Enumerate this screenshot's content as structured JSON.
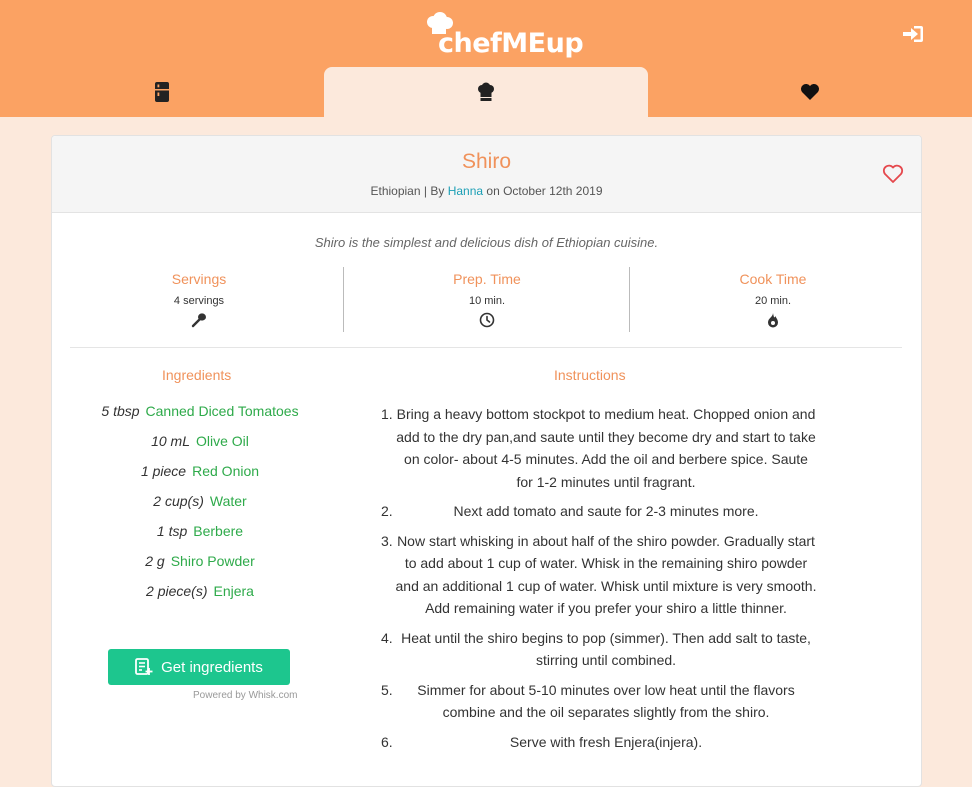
{
  "app": {
    "name": "chefMEup"
  },
  "nav": {
    "tabs": [
      {
        "icon": "fridge-icon"
      },
      {
        "icon": "chef-hat-icon",
        "active": true
      },
      {
        "icon": "heart-icon"
      }
    ],
    "login_icon": "sign-in-icon"
  },
  "recipe": {
    "title": "Shiro",
    "cuisine": "Ethiopian",
    "by_prefix": "| By",
    "author": "Hanna",
    "date_text": "on October 12th 2019",
    "description": "Shiro is the simplest and delicious dish of Ethiopian cuisine.",
    "favorite_icon": "heart-outline-icon"
  },
  "stats": [
    {
      "label": "Servings",
      "value": "4 servings",
      "icon": "spoon-icon"
    },
    {
      "label": "Prep. Time",
      "value": "10 min.",
      "icon": "clock-icon"
    },
    {
      "label": "Cook Time",
      "value": "20 min.",
      "icon": "fire-icon"
    }
  ],
  "ingredients": {
    "title": "Ingredients",
    "items": [
      {
        "qty": "5 tbsp",
        "name": "Canned Diced Tomatoes"
      },
      {
        "qty": "10 mL",
        "name": "Olive Oil"
      },
      {
        "qty": "1 piece",
        "name": "Red Onion"
      },
      {
        "qty": "2 cup(s)",
        "name": "Water"
      },
      {
        "qty": "1 tsp",
        "name": "Berbere"
      },
      {
        "qty": "2 g",
        "name": "Shiro Powder"
      },
      {
        "qty": "2 piece(s)",
        "name": "Enjera"
      }
    ],
    "button_label": "Get ingredients",
    "powered_by": "Powered by Whisk.com"
  },
  "instructions": {
    "title": "Instructions",
    "steps": [
      {
        "num": "1.",
        "text": "Bring a heavy bottom stockpot to medium heat. Chopped onion and add to the dry pan,and saute until they become dry and start to take on color- about 4-5 minutes. Add the oil and berbere spice. Saute for 1-2 minutes until fragrant."
      },
      {
        "num": "2.",
        "text": "Next add tomato and saute for 2-3 minutes more."
      },
      {
        "num": "3.",
        "text": "Now start whisking in about half of the shiro powder. Gradually start to add about 1 cup of water. Whisk in the remaining shiro powder and an additional 1 cup of water. Whisk until mixture is very smooth. Add remaining water if you prefer your shiro a little thinner."
      },
      {
        "num": "4.",
        "text": "Heat until the shiro begins to pop (simmer). Then add salt to taste, stirring until combined."
      },
      {
        "num": "5.",
        "text": "Simmer for about 5-10 minutes over low heat until the flavors combine and the oil separates slightly from the shiro."
      },
      {
        "num": "6.",
        "text": "Serve with fresh Enjera(injera)."
      }
    ]
  },
  "colors": {
    "header": "#fba263",
    "page_bg": "#fce9dc",
    "accent": "#f0925b",
    "link": "#1b9fb5",
    "ingredient": "#2eaa4a",
    "button": "#1dc68e"
  }
}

########

--- WHAT THE TASK ASKS ---
Quote all of the entries word for word, omitting any pictures.

--- RESULT FOR THIS EXERCISE ---
Enumerate this screenshot's content as structured JSON.
{
  "app": {
    "name": "chefMEup"
  },
  "nav": {
    "tabs": [
      {
        "icon": "fridge-icon"
      },
      {
        "icon": "chef-hat-icon",
        "active": true
      },
      {
        "icon": "heart-icon"
      }
    ],
    "login_icon": "sign-in-icon"
  },
  "recipe": {
    "title": "Shiro",
    "cuisine": "Ethiopian",
    "by_prefix": "| By",
    "author": "Hanna",
    "date_text": "on October 12th 2019",
    "description": "Shiro is the simplest and delicious dish of Ethiopian cuisine.",
    "favorite_icon": "heart-outline-icon"
  },
  "stats": [
    {
      "label": "Servings",
      "value": "4 servings",
      "icon": "spoon-icon"
    },
    {
      "label": "Prep. Time",
      "value": "10 min.",
      "icon": "clock-icon"
    },
    {
      "label": "Cook Time",
      "value": "20 min.",
      "icon": "fire-icon"
    }
  ],
  "ingredients": {
    "title": "Ingredients",
    "items": [
      {
        "qty": "5 tbsp",
        "name": "Canned Diced Tomatoes"
      },
      {
        "qty": "10 mL",
        "name": "Olive Oil"
      },
      {
        "qty": "1 piece",
        "name": "Red Onion"
      },
      {
        "qty": "2 cup(s)",
        "name": "Water"
      },
      {
        "qty": "1 tsp",
        "name": "Berbere"
      },
      {
        "qty": "2 g",
        "name": "Shiro Powder"
      },
      {
        "qty": "2 piece(s)",
        "name": "Enjera"
      }
    ],
    "button_label": "Get ingredients",
    "powered_by": "Powered by Whisk.com"
  },
  "instructions": {
    "title": "Instructions",
    "steps": [
      {
        "num": "1.",
        "text": "Bring a heavy bottom stockpot to medium heat. Chopped onion and add to the dry pan,and saute until they become dry and start to take on color- about 4-5 minutes. Add the oil and berbere spice. Saute for 1-2 minutes until fragrant."
      },
      {
        "num": "2.",
        "text": "Next add tomato and saute for 2-3 minutes more."
      },
      {
        "num": "3.",
        "text": "Now start whisking in about half of the shiro powder. Gradually start to add about 1 cup of water. Whisk in the remaining shiro powder and an additional 1 cup of water. Whisk until mixture is very smooth. Add remaining water if you prefer your shiro a little thinner."
      },
      {
        "num": "4.",
        "text": "Heat until the shiro begins to pop (simmer). Then add salt to taste, stirring until combined."
      },
      {
        "num": "5.",
        "text": "Simmer for about 5-10 minutes over low heat until the flavors combine and the oil separates slightly from the shiro."
      },
      {
        "num": "6.",
        "text": "Serve with fresh Enjera(injera)."
      }
    ]
  },
  "colors": {
    "header": "#fba263",
    "page_bg": "#fce9dc",
    "accent": "#f0925b",
    "link": "#1b9fb5",
    "ingredient": "#2eaa4a",
    "button": "#1dc68e"
  }
}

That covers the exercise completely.